TASK STATEMENT:
Copy out the entries verbatim, starting at the line containing "logout-button[interactable]: Logout [544,1516,896,1660]" and ending at the line containing "gallery-icon [16,26,64,70]".

SUPPLIED INFORMATION:
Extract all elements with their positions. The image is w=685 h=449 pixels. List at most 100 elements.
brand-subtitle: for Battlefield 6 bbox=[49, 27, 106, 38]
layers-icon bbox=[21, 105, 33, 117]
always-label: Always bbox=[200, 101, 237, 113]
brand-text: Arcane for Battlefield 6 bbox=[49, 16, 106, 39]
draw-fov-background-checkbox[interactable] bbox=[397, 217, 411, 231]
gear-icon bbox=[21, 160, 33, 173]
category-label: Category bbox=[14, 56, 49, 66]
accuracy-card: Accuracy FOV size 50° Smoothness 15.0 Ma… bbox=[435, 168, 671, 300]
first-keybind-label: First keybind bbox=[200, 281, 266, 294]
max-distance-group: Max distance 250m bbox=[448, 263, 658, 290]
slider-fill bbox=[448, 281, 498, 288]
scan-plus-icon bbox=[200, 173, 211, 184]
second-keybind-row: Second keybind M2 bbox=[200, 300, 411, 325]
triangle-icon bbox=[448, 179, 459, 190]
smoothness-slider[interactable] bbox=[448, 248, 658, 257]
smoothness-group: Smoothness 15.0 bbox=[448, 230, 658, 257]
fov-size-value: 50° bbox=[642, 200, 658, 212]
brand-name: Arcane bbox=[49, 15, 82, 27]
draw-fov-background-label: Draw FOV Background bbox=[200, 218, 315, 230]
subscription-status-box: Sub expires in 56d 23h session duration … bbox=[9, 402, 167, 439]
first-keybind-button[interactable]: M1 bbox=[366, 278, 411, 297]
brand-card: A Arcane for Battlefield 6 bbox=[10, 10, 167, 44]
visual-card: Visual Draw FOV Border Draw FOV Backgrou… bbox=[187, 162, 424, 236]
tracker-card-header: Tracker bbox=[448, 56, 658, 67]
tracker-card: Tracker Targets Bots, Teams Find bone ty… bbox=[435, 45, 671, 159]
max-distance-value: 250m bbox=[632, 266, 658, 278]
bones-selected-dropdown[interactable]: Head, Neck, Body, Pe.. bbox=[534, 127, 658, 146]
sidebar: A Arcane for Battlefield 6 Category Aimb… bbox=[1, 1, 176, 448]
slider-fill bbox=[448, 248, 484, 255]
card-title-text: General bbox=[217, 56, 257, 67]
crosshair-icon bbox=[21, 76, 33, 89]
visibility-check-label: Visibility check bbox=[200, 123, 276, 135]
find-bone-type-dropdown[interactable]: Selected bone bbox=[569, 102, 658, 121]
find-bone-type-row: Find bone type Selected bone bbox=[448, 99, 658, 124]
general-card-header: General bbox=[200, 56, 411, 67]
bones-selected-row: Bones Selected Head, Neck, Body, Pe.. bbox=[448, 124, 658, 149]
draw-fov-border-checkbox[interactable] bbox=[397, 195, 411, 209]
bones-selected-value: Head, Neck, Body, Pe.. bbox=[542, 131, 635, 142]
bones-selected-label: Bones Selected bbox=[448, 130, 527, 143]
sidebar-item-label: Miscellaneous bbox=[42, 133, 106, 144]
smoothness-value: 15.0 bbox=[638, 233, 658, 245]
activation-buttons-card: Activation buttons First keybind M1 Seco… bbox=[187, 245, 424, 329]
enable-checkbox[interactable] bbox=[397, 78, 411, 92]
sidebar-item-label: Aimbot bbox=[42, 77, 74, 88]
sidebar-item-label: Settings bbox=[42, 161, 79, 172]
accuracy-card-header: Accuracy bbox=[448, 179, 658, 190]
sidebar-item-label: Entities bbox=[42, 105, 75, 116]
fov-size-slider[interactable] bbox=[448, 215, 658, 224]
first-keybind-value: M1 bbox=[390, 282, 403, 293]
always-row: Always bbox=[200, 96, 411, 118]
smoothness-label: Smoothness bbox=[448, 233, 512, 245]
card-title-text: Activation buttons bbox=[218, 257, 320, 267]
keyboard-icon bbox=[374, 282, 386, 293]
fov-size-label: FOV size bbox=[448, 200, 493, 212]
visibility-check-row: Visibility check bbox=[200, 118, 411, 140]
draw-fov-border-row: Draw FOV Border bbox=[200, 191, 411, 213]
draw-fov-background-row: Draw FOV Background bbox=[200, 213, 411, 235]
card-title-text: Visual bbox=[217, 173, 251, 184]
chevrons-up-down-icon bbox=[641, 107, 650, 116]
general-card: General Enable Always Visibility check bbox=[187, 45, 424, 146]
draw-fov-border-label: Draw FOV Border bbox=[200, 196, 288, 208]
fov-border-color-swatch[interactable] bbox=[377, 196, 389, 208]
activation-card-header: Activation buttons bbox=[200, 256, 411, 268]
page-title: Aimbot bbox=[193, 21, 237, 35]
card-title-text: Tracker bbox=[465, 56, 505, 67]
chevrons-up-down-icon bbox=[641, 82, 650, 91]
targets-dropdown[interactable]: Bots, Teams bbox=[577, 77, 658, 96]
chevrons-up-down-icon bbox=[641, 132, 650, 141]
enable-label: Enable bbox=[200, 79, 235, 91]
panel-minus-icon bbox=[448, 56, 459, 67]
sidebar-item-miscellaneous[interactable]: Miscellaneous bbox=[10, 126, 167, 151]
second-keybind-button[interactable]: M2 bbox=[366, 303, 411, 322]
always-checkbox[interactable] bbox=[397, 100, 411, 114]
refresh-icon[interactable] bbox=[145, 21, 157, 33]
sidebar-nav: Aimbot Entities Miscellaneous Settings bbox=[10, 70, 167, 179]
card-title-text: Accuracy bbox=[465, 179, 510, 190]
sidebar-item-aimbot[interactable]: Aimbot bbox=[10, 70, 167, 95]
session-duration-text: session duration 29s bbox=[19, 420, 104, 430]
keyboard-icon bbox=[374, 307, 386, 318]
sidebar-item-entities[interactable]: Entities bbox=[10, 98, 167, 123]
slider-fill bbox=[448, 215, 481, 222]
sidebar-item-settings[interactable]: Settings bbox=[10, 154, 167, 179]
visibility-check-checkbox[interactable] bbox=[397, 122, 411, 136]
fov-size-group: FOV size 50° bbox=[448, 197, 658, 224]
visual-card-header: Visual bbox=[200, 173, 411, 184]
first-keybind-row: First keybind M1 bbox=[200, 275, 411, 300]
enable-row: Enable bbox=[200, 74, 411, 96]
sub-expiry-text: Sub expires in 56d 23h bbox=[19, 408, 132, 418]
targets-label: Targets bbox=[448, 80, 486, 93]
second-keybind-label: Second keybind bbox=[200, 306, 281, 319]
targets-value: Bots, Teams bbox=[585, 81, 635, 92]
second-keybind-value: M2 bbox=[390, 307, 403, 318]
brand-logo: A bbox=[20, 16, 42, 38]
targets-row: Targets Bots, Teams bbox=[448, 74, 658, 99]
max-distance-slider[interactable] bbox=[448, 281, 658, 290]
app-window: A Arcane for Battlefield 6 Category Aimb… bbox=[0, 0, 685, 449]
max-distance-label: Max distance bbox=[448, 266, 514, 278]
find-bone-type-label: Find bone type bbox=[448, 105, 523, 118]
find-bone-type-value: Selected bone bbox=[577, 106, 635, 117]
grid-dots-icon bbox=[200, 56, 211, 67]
...
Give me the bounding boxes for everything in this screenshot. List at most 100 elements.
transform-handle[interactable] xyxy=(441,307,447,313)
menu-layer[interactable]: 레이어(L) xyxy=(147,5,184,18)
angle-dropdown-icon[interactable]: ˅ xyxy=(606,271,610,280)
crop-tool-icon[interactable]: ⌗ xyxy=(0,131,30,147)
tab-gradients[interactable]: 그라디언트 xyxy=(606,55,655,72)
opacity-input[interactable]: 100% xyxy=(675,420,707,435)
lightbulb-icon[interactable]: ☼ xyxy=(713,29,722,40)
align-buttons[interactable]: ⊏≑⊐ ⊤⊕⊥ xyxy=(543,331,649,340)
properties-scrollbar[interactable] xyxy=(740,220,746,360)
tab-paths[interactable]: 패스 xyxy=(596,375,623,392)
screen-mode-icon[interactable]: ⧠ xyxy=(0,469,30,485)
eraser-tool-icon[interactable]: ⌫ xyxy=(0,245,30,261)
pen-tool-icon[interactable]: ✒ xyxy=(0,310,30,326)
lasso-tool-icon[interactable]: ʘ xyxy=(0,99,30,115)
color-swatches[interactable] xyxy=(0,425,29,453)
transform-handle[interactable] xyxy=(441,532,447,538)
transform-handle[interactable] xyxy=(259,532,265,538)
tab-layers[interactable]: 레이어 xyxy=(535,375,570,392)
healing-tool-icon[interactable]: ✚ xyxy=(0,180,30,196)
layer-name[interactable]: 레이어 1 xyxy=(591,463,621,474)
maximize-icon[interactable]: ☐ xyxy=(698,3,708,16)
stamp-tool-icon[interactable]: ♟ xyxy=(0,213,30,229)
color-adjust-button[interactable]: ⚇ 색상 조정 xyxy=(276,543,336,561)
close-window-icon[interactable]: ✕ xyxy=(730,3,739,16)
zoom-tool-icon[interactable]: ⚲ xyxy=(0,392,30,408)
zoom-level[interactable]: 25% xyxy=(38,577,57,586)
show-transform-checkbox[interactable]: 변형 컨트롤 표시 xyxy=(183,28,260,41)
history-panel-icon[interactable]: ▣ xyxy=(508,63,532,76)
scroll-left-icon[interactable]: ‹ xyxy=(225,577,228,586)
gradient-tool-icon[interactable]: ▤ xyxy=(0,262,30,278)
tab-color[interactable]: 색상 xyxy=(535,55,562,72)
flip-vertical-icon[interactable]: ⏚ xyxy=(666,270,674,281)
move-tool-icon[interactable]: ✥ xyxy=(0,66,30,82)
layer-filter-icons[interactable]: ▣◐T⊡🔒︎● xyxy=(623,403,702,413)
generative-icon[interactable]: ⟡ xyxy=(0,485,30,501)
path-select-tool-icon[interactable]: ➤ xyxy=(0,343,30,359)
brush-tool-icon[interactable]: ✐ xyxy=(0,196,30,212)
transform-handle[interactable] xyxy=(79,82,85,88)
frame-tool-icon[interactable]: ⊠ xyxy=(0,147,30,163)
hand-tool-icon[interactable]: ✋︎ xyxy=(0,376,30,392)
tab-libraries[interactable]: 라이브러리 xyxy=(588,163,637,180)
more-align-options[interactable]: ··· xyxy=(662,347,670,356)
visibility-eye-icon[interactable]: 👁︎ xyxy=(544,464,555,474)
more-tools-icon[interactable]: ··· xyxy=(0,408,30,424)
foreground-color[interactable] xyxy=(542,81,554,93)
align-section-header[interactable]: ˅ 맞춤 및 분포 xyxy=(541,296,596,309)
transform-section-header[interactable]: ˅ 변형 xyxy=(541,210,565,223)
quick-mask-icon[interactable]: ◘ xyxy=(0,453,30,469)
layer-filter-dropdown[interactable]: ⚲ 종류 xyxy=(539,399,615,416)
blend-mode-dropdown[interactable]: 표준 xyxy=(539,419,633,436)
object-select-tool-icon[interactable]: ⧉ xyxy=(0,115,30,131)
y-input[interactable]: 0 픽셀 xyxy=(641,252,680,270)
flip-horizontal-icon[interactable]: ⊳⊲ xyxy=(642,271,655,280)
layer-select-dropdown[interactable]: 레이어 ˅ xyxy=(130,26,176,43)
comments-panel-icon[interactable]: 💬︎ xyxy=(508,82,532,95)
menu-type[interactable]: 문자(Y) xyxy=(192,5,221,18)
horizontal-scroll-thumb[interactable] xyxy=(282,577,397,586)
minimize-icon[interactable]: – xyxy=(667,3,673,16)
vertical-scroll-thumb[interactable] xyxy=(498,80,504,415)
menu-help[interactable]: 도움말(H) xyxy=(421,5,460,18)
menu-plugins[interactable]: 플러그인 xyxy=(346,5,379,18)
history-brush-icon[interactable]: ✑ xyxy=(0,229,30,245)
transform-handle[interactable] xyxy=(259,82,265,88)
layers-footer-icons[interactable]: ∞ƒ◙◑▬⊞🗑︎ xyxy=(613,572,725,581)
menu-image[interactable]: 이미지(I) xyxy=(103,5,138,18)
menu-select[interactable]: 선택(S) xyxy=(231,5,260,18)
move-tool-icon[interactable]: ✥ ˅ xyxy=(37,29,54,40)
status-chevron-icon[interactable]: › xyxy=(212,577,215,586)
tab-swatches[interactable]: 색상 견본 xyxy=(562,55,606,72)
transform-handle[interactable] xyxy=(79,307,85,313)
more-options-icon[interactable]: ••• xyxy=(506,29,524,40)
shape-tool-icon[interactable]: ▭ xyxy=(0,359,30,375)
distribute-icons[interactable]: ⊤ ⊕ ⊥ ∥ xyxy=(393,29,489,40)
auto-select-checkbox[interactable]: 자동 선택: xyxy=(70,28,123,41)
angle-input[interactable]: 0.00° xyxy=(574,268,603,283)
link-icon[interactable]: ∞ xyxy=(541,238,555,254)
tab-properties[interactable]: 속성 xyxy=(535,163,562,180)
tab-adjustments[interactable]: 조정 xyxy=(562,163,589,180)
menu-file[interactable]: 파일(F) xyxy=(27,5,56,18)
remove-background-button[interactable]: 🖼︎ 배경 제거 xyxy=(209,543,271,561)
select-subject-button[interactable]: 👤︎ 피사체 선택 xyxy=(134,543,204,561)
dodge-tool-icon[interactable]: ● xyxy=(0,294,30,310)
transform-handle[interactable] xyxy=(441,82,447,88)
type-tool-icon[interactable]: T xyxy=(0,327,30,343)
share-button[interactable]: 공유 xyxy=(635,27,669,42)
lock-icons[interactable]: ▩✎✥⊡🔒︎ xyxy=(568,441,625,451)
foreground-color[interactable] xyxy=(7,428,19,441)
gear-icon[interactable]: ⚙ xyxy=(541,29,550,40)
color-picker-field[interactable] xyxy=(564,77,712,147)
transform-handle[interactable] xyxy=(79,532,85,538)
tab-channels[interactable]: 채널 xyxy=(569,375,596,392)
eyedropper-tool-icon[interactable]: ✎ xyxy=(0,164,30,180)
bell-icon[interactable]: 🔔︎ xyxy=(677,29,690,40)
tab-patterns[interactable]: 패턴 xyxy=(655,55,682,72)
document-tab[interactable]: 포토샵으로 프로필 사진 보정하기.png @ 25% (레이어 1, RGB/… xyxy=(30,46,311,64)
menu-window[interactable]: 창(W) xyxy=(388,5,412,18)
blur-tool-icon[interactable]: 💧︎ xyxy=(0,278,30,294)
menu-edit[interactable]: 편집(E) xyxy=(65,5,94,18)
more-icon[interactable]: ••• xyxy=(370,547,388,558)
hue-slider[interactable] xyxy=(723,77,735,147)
==
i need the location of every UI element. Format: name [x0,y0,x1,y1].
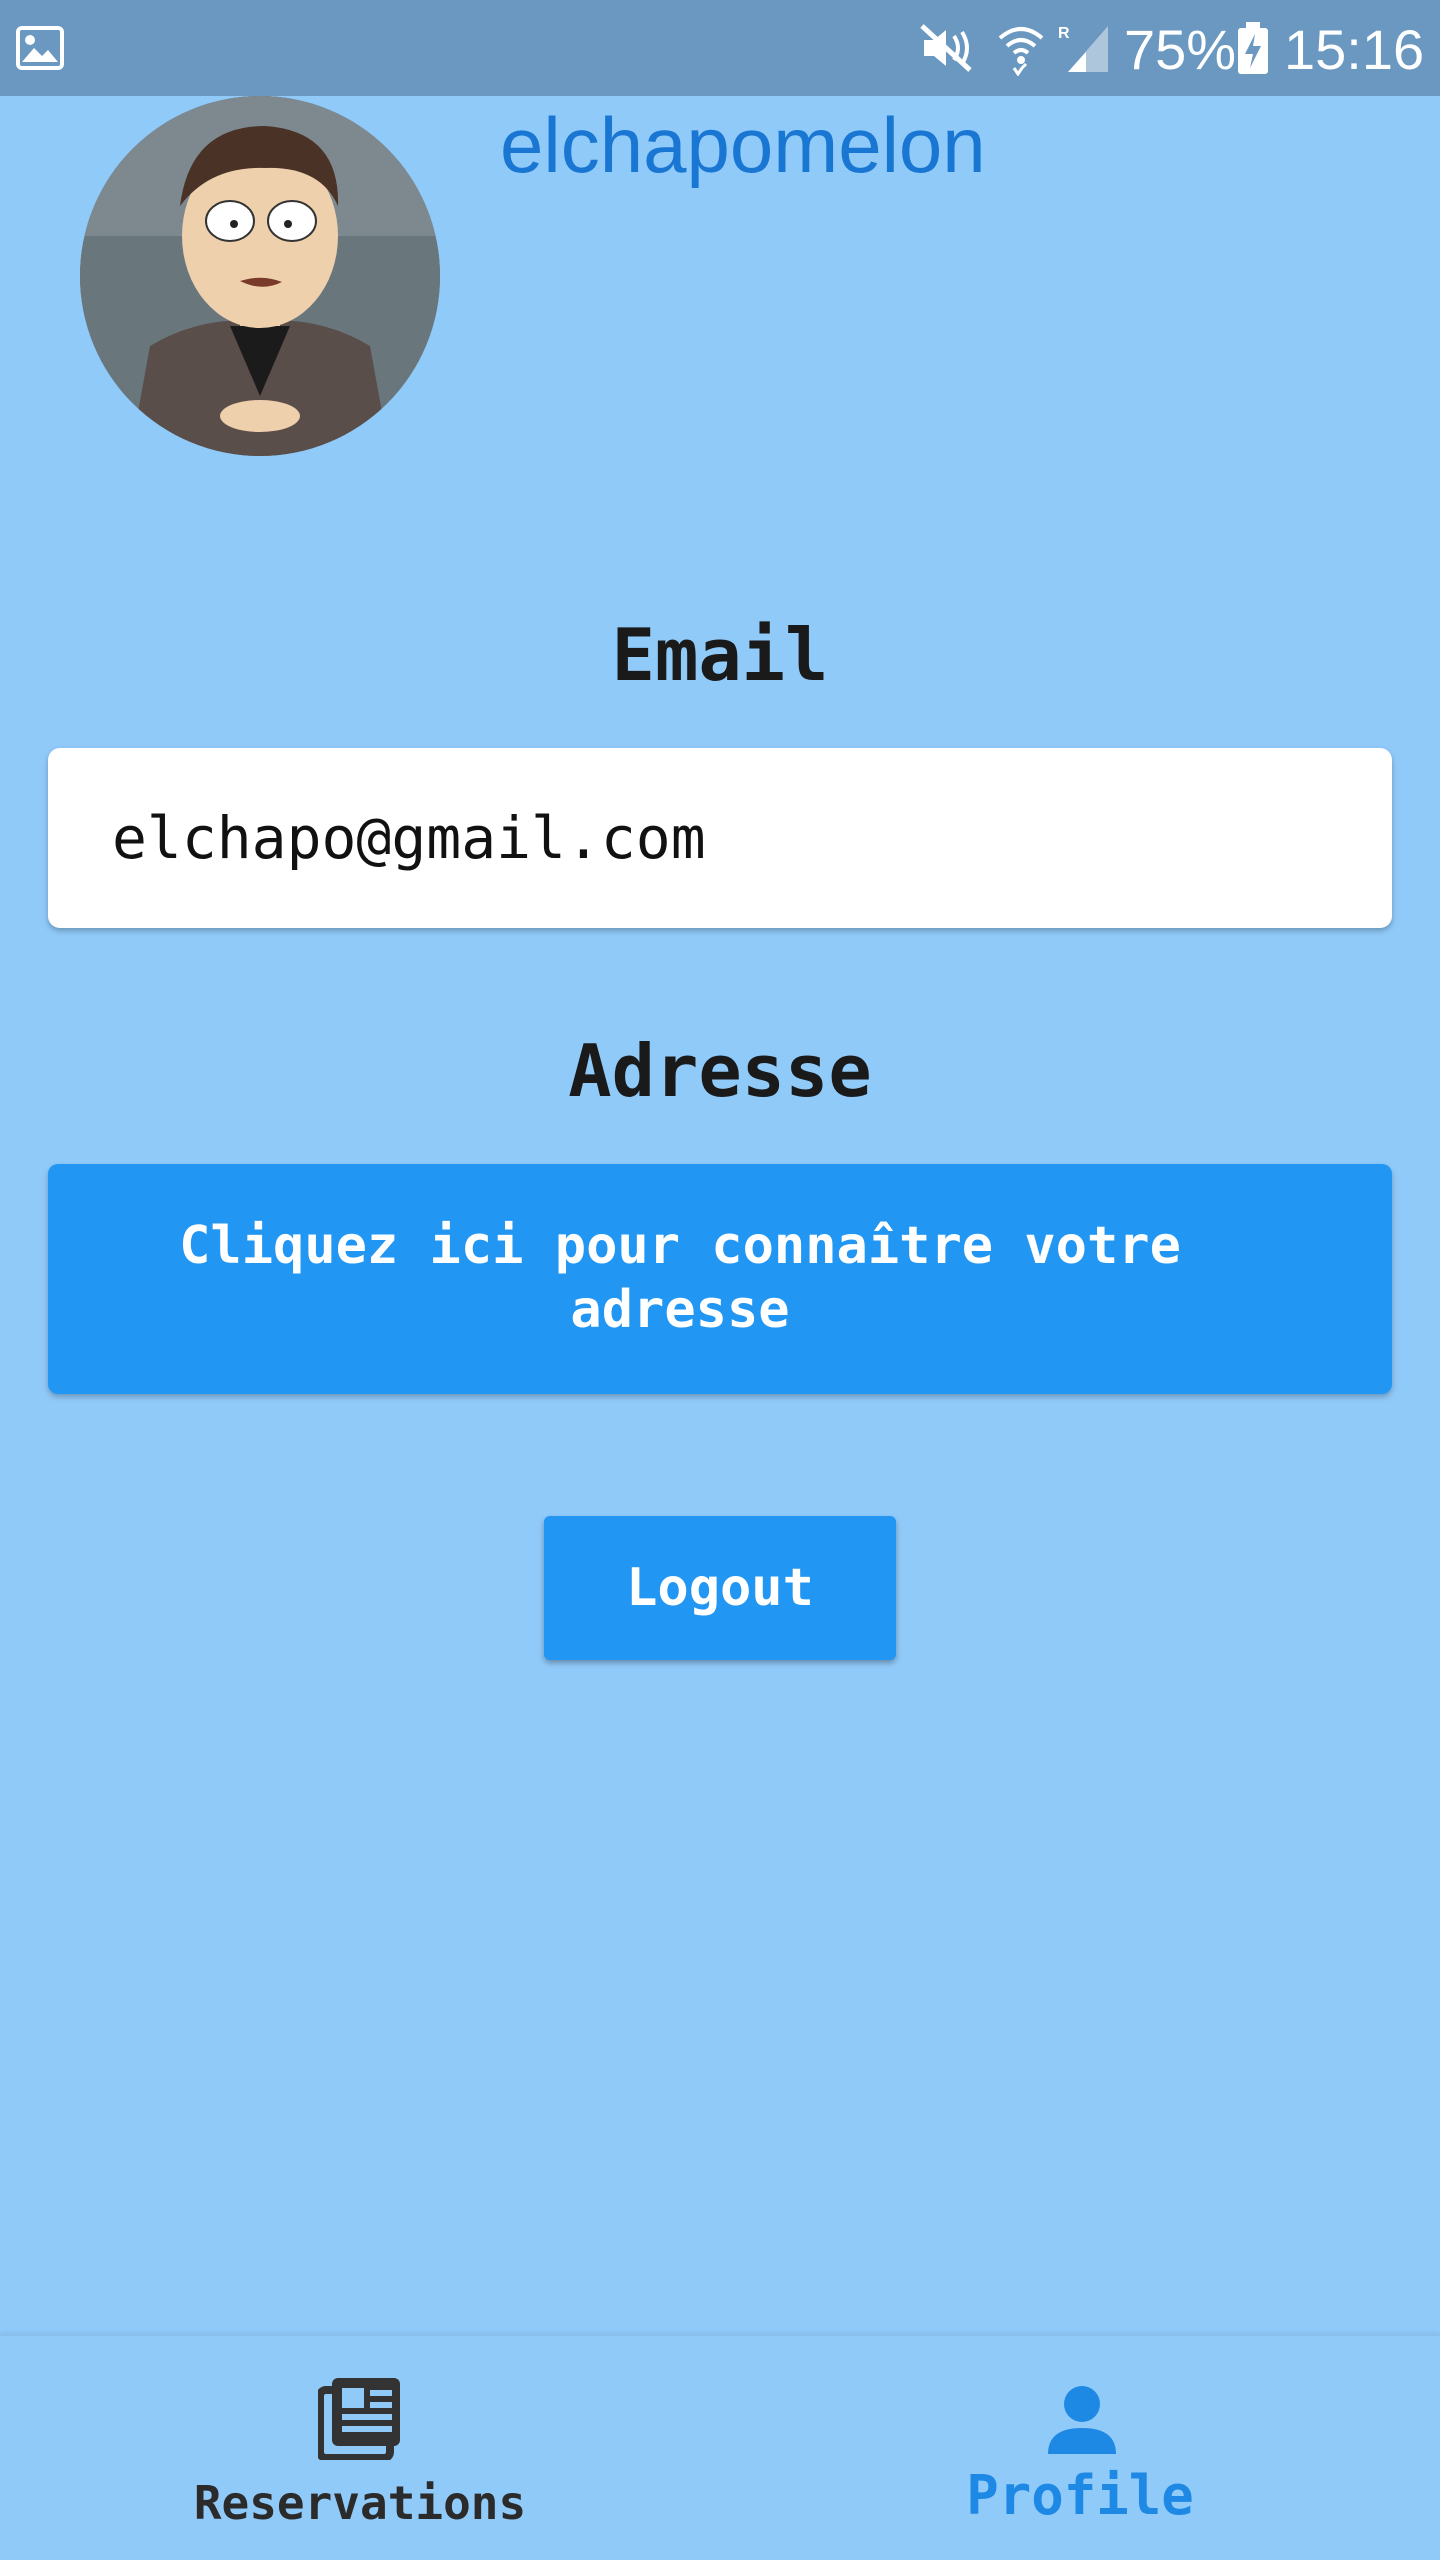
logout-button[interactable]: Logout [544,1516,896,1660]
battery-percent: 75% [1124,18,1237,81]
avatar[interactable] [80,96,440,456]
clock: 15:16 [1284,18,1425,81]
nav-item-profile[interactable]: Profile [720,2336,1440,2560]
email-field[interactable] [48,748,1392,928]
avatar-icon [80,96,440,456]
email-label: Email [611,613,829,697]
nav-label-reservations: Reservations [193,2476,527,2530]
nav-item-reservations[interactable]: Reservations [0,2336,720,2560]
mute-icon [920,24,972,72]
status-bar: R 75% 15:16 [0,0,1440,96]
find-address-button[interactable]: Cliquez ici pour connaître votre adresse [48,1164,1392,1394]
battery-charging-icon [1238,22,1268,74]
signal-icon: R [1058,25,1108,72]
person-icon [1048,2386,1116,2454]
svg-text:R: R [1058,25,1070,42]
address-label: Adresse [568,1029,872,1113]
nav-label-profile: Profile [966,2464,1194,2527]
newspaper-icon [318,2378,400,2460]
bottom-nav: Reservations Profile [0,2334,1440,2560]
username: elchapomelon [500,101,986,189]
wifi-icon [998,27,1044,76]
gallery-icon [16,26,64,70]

ANSWER TO THE TASK:
logout-button[interactable]: Logout [544,1516,896,1660]
battery-percent: 75% [1124,18,1237,81]
avatar[interactable] [80,96,440,456]
clock: 15:16 [1284,18,1425,81]
nav-item-profile[interactable]: Profile [720,2336,1440,2560]
email-field[interactable] [48,748,1392,928]
avatar-icon [80,96,440,456]
email-label: Email [611,613,829,697]
nav-label-reservations: Reservations [193,2476,527,2530]
nav-item-reservations[interactable]: Reservations [0,2336,720,2560]
mute-icon [920,24,972,72]
status-bar: R 75% 15:16 [0,0,1440,96]
find-address-button[interactable]: Cliquez ici pour connaître votre adresse [48,1164,1392,1394]
battery-charging-icon [1238,22,1268,74]
signal-icon: R [1058,25,1108,72]
person-icon [1048,2386,1116,2454]
svg-text:R: R [1058,25,1070,42]
address-label: Adresse [568,1029,872,1113]
nav-label-profile: Profile [966,2464,1194,2527]
newspaper-icon [318,2378,400,2460]
bottom-nav: Reservations Profile [0,2334,1440,2560]
username: elchapomelon [500,101,986,189]
wifi-icon [998,27,1044,76]
gallery-icon [16,26,64,70]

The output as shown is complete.